The problem: Copy, from the entries below, each line in which the string "ينظر" appears.

Available data:
____

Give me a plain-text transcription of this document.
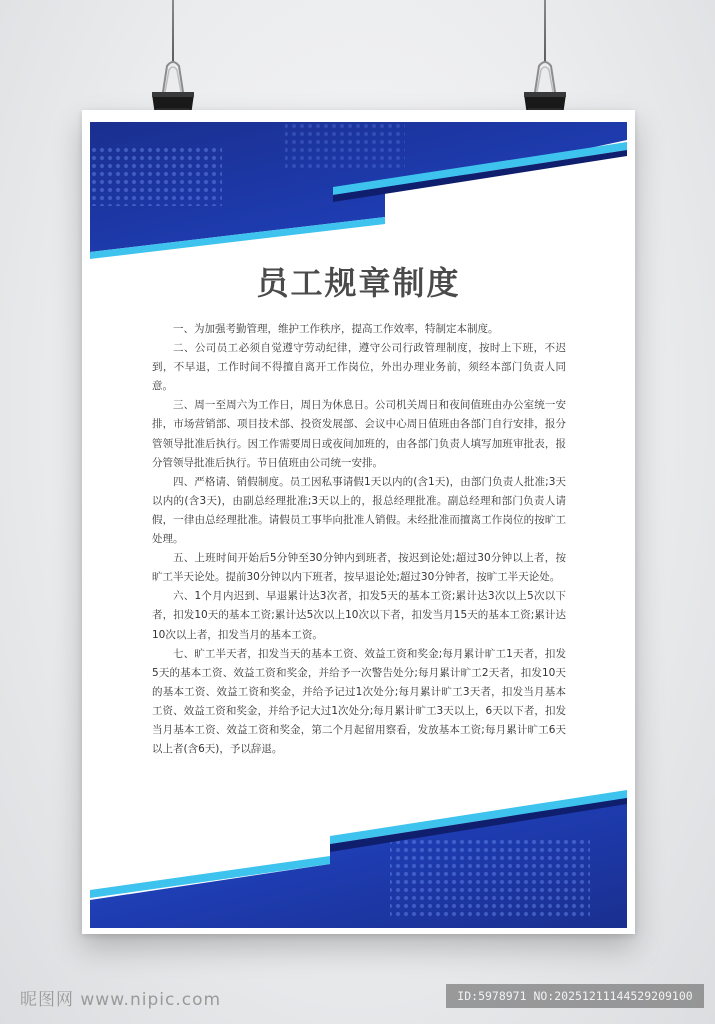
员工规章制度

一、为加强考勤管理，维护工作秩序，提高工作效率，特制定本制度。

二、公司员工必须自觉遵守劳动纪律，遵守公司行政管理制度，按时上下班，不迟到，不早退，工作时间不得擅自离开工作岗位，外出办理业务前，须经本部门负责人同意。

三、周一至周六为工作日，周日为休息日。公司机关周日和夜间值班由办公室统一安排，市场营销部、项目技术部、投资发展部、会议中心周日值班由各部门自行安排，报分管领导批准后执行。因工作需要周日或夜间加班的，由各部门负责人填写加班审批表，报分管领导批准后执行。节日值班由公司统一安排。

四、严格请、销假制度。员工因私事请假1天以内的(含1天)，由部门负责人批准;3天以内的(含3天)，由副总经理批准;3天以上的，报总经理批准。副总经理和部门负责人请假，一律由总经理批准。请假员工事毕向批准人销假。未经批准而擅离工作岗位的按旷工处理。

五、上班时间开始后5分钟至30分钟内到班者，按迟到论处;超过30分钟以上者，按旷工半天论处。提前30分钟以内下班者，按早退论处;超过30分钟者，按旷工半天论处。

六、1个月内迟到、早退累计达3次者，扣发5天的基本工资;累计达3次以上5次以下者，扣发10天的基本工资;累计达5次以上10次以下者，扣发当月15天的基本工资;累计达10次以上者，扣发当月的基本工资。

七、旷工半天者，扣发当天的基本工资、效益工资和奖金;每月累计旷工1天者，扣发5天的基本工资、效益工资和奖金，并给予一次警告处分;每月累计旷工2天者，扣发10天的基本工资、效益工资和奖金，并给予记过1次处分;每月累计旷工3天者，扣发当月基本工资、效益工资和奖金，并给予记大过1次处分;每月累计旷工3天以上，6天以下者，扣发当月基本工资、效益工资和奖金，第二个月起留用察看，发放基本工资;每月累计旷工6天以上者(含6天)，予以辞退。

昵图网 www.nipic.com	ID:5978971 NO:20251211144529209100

____

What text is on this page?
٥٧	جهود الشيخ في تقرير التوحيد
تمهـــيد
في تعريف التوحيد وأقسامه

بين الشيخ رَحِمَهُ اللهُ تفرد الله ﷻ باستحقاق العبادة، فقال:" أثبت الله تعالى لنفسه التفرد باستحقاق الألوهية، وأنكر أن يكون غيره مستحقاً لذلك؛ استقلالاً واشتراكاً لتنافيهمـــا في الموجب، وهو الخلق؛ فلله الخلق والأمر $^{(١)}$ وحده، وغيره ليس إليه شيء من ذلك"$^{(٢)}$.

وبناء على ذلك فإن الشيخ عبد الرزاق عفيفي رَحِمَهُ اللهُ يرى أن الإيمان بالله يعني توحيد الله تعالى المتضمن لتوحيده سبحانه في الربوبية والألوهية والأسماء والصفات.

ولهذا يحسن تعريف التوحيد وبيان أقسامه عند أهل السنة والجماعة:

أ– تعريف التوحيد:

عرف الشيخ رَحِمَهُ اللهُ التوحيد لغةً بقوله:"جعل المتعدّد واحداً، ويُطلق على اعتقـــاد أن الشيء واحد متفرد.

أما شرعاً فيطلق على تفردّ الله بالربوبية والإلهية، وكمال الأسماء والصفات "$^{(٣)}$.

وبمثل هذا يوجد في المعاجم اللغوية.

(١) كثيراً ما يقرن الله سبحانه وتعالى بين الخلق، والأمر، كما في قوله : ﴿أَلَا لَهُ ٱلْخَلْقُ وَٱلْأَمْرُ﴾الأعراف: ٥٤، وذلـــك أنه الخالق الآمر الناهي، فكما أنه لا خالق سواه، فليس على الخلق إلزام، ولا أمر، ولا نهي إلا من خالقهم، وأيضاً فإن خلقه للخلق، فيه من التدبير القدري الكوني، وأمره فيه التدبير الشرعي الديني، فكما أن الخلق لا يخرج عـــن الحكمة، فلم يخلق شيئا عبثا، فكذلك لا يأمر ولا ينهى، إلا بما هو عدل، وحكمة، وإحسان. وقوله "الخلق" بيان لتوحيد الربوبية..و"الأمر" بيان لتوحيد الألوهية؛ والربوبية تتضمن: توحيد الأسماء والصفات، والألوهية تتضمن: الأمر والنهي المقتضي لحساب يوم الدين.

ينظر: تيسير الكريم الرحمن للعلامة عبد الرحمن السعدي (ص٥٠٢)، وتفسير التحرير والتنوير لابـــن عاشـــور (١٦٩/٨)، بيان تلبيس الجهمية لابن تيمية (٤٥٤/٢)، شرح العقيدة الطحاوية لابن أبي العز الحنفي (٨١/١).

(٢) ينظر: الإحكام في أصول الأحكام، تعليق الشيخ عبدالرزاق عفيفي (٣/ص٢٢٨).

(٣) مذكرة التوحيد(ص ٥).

____

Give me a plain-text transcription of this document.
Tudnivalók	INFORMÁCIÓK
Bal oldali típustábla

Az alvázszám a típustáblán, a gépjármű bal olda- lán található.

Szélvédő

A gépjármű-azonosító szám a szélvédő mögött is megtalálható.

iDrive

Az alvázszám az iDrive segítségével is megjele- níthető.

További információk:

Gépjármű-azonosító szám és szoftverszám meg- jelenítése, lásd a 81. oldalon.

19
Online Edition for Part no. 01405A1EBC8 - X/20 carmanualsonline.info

____

Expected answer:
ينظر: تيسير الكريم الرحمن للعلامة عبد الرحمن السعدي (ص٥٠٢)، وتفسير التحرير والتنوير لابـــن عاشـــور (١٦٩/٨)، بيان تلبيس الجهمية لابن تيمية (٤٥٤/٢)، شرح العقيدة الطحاوية لابن أبي العز الحنفي (٨١/١).
(٢) ينظر: الإحكام في أصول الأحكام، تعليق الشيخ عبدالرزاق عفيفي (٣/ص٢٢٨).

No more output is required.